(Records about charts and figures)
— Begin —
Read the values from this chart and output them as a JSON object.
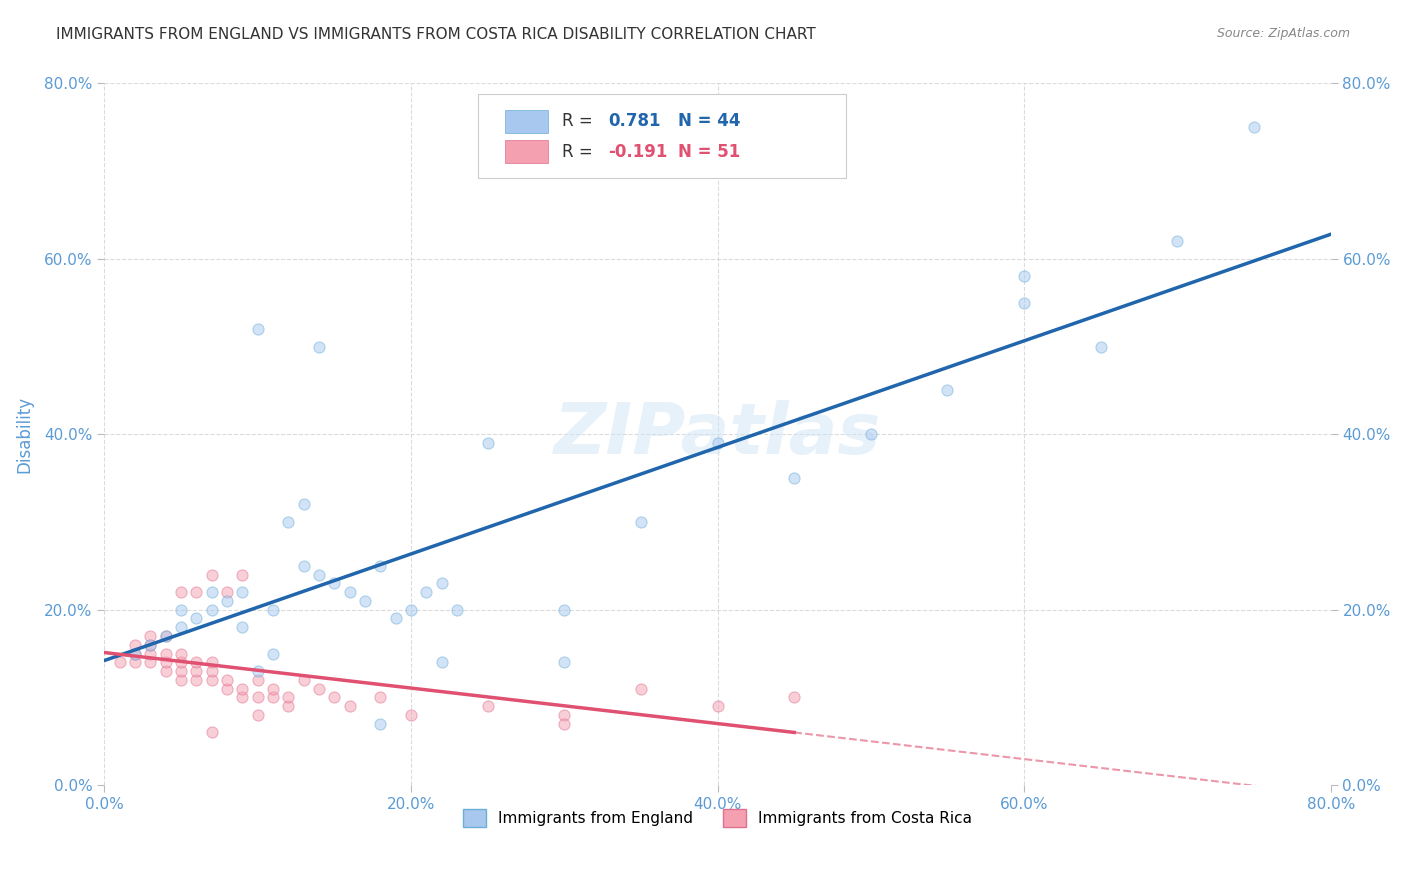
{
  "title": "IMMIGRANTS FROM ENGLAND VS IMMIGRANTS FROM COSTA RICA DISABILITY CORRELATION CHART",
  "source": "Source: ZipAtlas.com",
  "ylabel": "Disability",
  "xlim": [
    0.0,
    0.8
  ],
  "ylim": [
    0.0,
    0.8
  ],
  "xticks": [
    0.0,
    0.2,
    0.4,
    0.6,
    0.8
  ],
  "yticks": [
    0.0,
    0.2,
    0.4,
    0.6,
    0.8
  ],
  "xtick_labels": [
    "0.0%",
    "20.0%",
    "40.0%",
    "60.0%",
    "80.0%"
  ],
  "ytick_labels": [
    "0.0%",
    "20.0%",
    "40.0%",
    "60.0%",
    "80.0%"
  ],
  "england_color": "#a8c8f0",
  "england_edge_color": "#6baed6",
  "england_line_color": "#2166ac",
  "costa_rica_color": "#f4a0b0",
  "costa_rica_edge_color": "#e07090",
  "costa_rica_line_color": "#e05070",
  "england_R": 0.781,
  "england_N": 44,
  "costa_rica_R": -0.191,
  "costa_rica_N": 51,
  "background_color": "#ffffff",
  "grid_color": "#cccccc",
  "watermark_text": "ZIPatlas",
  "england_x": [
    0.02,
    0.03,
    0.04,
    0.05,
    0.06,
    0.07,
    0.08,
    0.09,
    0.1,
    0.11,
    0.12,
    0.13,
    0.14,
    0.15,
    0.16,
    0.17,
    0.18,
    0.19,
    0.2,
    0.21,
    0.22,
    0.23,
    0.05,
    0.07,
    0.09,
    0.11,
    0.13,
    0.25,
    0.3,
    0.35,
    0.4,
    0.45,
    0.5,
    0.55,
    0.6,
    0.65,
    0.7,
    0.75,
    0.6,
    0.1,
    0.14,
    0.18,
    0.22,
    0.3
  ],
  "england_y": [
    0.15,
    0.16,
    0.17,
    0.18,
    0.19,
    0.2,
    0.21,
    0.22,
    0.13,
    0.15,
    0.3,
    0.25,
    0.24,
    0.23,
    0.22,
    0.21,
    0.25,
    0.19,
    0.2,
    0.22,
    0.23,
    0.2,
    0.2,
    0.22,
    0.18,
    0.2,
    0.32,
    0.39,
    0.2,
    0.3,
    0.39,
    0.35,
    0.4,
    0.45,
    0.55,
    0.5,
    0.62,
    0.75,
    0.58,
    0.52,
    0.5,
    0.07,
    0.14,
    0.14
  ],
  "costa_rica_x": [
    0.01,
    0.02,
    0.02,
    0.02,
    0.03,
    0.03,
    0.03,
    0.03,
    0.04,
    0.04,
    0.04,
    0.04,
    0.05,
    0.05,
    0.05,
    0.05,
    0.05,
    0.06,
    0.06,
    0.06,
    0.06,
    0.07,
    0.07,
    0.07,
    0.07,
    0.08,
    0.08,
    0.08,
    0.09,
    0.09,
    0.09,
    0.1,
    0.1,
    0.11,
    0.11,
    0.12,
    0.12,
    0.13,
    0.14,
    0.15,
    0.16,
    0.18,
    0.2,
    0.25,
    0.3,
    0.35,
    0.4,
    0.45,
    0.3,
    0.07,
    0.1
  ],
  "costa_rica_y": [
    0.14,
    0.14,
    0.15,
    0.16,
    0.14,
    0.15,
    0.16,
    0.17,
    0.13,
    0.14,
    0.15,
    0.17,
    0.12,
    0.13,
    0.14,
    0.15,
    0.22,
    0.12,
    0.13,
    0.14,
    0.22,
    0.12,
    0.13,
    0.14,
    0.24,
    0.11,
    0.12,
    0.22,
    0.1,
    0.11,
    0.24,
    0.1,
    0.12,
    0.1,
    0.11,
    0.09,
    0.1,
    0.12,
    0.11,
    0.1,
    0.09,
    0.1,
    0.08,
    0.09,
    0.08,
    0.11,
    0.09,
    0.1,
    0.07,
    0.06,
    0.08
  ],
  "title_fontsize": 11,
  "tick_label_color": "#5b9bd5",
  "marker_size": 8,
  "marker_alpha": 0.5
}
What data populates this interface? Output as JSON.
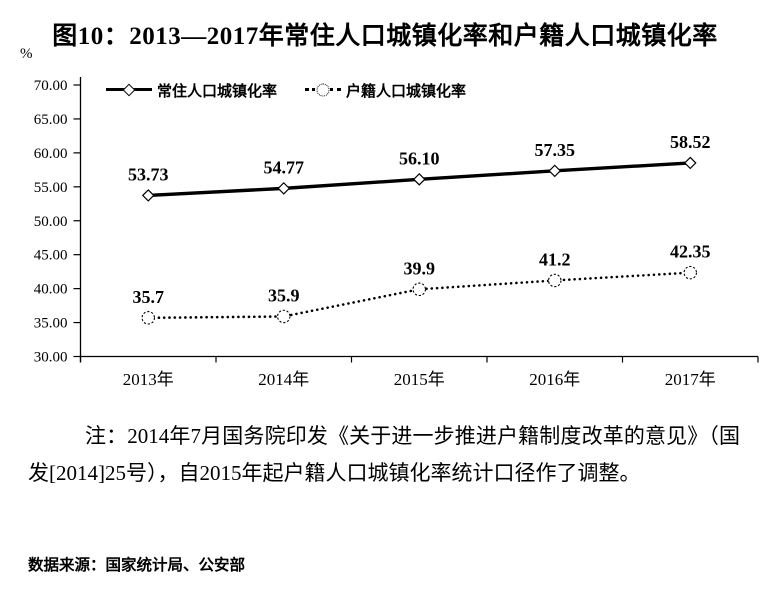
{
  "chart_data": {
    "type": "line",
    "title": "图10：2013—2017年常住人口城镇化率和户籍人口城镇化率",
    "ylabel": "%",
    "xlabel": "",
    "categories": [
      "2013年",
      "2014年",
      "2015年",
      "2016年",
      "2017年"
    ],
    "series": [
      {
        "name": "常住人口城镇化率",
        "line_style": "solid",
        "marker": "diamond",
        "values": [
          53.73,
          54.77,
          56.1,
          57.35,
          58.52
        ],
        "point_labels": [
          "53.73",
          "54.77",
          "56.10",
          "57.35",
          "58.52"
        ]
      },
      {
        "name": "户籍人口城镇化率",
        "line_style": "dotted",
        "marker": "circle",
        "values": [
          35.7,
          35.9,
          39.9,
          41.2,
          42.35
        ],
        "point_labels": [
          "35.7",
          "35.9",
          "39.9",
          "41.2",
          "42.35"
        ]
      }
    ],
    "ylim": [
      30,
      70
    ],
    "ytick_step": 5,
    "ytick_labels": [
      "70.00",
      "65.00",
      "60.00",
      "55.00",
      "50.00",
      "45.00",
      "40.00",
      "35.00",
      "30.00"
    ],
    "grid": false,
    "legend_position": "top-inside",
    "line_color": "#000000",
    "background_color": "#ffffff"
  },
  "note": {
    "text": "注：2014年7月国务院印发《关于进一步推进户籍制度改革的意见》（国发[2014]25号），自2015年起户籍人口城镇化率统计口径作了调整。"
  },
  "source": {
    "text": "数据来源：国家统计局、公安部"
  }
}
— End —
Each record above should come back exactly the same, only without its pictures.

Read the values from this chart and output them as a JSON object.
{
  "title": "IMMIGRANTS FROM ENGLAND VS IMMIGRANTS FROM COSTA RICA DISABILITY CORRELATION CHART",
  "source": "Source: ZipAtlas.com",
  "ylabel": "Disability",
  "xlim": [
    0.0,
    0.8
  ],
  "ylim": [
    0.0,
    0.8
  ],
  "xticks": [
    0.0,
    0.2,
    0.4,
    0.6,
    0.8
  ],
  "yticks": [
    0.0,
    0.2,
    0.4,
    0.6,
    0.8
  ],
  "xtick_labels": [
    "0.0%",
    "20.0%",
    "40.0%",
    "60.0%",
    "80.0%"
  ],
  "ytick_labels": [
    "0.0%",
    "20.0%",
    "40.0%",
    "60.0%",
    "80.0%"
  ],
  "england_color": "#a8c8f0",
  "england_edge_color": "#6baed6",
  "england_line_color": "#2166ac",
  "costa_rica_color": "#f4a0b0",
  "costa_rica_edge_color": "#e07090",
  "costa_rica_line_color": "#e05070",
  "england_R": 0.781,
  "england_N": 44,
  "costa_rica_R": -0.191,
  "costa_rica_N": 51,
  "background_color": "#ffffff",
  "grid_color": "#cccccc",
  "watermark_text": "ZIPatlas",
  "england_x": [
    0.02,
    0.03,
    0.04,
    0.05,
    0.06,
    0.07,
    0.08,
    0.09,
    0.1,
    0.11,
    0.12,
    0.13,
    0.14,
    0.15,
    0.16,
    0.17,
    0.18,
    0.19,
    0.2,
    0.21,
    0.22,
    0.23,
    0.05,
    0.07,
    0.09,
    0.11,
    0.13,
    0.25,
    0.3,
    0.35,
    0.4,
    0.45,
    0.5,
    0.55,
    0.6,
    0.65,
    0.7,
    0.75,
    0.6,
    0.1,
    0.14,
    0.18,
    0.22,
    0.3
  ],
  "england_y": [
    0.15,
    0.16,
    0.17,
    0.18,
    0.19,
    0.2,
    0.21,
    0.22,
    0.13,
    0.15,
    0.3,
    0.25,
    0.24,
    0.23,
    0.22,
    0.21,
    0.25,
    0.19,
    0.2,
    0.22,
    0.23,
    0.2,
    0.2,
    0.22,
    0.18,
    0.2,
    0.32,
    0.39,
    0.2,
    0.3,
    0.39,
    0.35,
    0.4,
    0.45,
    0.55,
    0.5,
    0.62,
    0.75,
    0.58,
    0.52,
    0.5,
    0.07,
    0.14,
    0.14
  ],
  "costa_rica_x": [
    0.01,
    0.02,
    0.02,
    0.02,
    0.03,
    0.03,
    0.03,
    0.03,
    0.04,
    0.04,
    0.04,
    0.04,
    0.05,
    0.05,
    0.05,
    0.05,
    0.05,
    0.06,
    0.06,
    0.06,
    0.06,
    0.07,
    0.07,
    0.07,
    0.07,
    0.08,
    0.08,
    0.08,
    0.09,
    0.09,
    0.09,
    0.1,
    0.1,
    0.11,
    0.11,
    0.12,
    0.12,
    0.13,
    0.14,
    0.15,
    0.16,
    0.18,
    0.2,
    0.25,
    0.3,
    0.35,
    0.4,
    0.45,
    0.3,
    0.07,
    0.1
  ],
  "costa_rica_y": [
    0.14,
    0.14,
    0.15,
    0.16,
    0.14,
    0.15,
    0.16,
    0.17,
    0.13,
    0.14,
    0.15,
    0.17,
    0.12,
    0.13,
    0.14,
    0.15,
    0.22,
    0.12,
    0.13,
    0.14,
    0.22,
    0.12,
    0.13,
    0.14,
    0.24,
    0.11,
    0.12,
    0.22,
    0.1,
    0.11,
    0.24,
    0.1,
    0.12,
    0.1,
    0.11,
    0.09,
    0.1,
    0.12,
    0.11,
    0.1,
    0.09,
    0.1,
    0.08,
    0.09,
    0.08,
    0.11,
    0.09,
    0.1,
    0.07,
    0.06,
    0.08
  ],
  "title_fontsize": 11,
  "tick_label_color": "#5b9bd5",
  "marker_size": 8,
  "marker_alpha": 0.5
}
What data populates this interface? Output as JSON.
{
  "chart_data": {
    "type": "line",
    "title": "图10：2013—2017年常住人口城镇化率和户籍人口城镇化率",
    "ylabel": "%",
    "xlabel": "",
    "categories": [
      "2013年",
      "2014年",
      "2015年",
      "2016年",
      "2017年"
    ],
    "series": [
      {
        "name": "常住人口城镇化率",
        "line_style": "solid",
        "marker": "diamond",
        "values": [
          53.73,
          54.77,
          56.1,
          57.35,
          58.52
        ],
        "point_labels": [
          "53.73",
          "54.77",
          "56.10",
          "57.35",
          "58.52"
        ]
      },
      {
        "name": "户籍人口城镇化率",
        "line_style": "dotted",
        "marker": "circle",
        "values": [
          35.7,
          35.9,
          39.9,
          41.2,
          42.35
        ],
        "point_labels": [
          "35.7",
          "35.9",
          "39.9",
          "41.2",
          "42.35"
        ]
      }
    ],
    "ylim": [
      30,
      70
    ],
    "ytick_step": 5,
    "ytick_labels": [
      "70.00",
      "65.00",
      "60.00",
      "55.00",
      "50.00",
      "45.00",
      "40.00",
      "35.00",
      "30.00"
    ],
    "grid": false,
    "legend_position": "top-inside",
    "line_color": "#000000",
    "background_color": "#ffffff"
  },
  "note": {
    "text": "注：2014年7月国务院印发《关于进一步推进户籍制度改革的意见》（国发[2014]25号），自2015年起户籍人口城镇化率统计口径作了调整。"
  },
  "source": {
    "text": "数据来源：国家统计局、公安部"
  }
}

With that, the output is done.